(Task to complete): Keep only those lines of the records that include the string "name".

(Stored items from a collection)
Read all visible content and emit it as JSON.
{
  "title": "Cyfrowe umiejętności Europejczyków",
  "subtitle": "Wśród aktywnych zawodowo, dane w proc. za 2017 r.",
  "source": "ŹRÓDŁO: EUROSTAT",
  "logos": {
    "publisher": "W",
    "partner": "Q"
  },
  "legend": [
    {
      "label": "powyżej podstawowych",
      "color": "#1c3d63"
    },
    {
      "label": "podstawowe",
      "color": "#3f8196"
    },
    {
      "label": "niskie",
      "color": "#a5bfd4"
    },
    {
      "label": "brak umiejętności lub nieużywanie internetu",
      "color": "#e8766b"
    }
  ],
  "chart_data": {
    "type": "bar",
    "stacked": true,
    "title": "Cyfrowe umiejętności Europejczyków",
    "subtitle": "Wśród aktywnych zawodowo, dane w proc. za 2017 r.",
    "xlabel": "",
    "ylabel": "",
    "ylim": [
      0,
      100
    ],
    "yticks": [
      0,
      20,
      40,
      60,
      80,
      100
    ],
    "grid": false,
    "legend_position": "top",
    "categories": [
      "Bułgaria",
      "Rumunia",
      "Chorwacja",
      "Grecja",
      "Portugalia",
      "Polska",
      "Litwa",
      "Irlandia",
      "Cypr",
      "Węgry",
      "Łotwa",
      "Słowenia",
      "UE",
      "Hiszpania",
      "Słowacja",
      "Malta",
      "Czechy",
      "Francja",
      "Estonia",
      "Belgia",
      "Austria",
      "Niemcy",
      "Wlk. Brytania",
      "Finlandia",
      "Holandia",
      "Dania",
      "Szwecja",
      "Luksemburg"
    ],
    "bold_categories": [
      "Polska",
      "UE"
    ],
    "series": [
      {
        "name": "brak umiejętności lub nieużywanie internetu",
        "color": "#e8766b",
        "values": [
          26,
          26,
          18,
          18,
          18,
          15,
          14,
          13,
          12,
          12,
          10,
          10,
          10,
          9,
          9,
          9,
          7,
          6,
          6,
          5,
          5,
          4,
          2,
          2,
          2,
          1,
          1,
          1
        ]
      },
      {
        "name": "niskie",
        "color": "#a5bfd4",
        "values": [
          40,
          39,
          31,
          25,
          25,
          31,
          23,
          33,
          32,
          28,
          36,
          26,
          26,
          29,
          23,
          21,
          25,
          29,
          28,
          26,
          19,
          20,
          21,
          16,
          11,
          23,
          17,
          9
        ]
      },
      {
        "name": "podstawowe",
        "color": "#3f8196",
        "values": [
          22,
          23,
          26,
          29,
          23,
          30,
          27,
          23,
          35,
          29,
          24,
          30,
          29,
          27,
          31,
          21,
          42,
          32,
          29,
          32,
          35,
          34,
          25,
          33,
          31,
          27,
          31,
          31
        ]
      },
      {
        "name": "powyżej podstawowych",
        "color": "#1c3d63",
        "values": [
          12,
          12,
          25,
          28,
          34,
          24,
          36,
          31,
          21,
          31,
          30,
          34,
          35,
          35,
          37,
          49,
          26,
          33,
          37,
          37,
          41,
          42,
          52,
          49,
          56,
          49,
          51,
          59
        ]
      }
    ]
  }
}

(Response to the task):
        "name": "brak umiejętności lub nieużywanie internetu",
        "name": "niskie",
        "name": "podstawowe",
        "name": "powyżej podstawowych",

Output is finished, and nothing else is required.